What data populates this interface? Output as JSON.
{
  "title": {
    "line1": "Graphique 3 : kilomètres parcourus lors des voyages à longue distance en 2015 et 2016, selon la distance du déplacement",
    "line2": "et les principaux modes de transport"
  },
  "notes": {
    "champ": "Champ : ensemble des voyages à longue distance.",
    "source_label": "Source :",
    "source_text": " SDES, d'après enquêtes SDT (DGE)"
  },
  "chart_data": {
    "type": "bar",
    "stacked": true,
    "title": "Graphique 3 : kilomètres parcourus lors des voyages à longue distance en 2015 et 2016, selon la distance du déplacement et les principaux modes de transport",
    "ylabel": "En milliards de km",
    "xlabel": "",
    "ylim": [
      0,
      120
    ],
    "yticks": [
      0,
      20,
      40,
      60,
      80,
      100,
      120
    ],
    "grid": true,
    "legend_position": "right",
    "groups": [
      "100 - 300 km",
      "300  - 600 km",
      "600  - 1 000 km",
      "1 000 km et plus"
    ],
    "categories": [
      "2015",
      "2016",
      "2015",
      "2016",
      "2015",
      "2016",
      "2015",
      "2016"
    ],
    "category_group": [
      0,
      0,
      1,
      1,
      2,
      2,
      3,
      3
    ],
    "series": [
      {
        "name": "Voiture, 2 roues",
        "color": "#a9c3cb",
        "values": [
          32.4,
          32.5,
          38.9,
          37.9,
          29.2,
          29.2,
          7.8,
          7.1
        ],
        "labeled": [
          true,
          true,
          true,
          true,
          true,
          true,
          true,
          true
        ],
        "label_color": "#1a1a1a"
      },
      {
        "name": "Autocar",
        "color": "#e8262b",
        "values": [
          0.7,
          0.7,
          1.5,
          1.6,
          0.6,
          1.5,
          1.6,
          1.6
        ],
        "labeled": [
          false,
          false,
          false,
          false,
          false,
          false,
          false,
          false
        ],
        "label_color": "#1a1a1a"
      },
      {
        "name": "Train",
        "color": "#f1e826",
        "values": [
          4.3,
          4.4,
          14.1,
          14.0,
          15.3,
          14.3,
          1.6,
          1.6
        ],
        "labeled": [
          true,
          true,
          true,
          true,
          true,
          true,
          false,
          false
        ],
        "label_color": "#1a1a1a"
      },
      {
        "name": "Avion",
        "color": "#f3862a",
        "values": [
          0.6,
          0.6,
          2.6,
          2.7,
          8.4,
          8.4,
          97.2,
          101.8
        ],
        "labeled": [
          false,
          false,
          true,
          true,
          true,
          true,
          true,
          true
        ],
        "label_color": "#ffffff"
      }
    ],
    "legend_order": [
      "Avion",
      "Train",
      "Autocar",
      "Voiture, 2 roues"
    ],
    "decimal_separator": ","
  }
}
________________________________________
GIVEN TASK: Locate the lines above that contain "principaux" and copy them.

TASK OUTPUT:
    "line2": "et les principaux modes de transport"
    "title": "Graphique 3 : kilomètres parcourus lors des voyages à longue distance en 2015 et 2016, selon la distance du déplacement et les principaux modes de transport",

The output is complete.